● INSTRUCTION
Review the listing and copy each line that holds the word "color".

● INFORMATION SHOWN
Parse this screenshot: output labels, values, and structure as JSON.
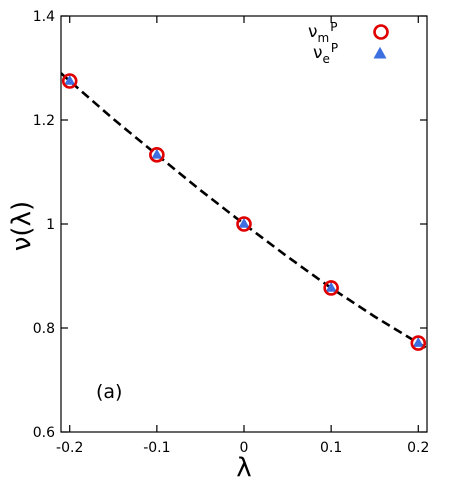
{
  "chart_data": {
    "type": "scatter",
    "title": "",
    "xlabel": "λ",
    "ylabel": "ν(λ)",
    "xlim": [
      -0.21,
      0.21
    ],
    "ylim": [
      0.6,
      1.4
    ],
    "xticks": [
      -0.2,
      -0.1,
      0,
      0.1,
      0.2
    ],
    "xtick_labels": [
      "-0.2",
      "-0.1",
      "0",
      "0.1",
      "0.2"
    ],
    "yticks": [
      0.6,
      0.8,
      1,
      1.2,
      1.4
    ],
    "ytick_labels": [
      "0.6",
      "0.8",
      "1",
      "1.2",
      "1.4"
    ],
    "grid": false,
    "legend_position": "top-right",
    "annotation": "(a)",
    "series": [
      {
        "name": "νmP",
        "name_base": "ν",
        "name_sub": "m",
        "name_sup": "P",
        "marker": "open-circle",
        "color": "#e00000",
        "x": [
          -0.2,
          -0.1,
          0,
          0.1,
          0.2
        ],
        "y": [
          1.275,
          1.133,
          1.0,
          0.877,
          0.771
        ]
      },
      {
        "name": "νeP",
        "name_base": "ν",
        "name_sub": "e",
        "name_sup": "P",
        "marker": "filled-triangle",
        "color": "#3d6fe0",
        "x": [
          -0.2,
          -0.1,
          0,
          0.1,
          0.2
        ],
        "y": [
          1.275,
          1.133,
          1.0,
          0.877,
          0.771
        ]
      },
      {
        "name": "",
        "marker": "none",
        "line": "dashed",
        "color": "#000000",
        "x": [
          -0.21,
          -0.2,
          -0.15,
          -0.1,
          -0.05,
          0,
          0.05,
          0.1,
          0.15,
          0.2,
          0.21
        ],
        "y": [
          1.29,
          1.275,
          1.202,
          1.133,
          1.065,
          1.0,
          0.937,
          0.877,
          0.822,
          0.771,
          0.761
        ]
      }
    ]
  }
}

● RESPONSE BELOW
        "color": "#e00000",
        "color": "#3d6fe0",
        "color": "#000000",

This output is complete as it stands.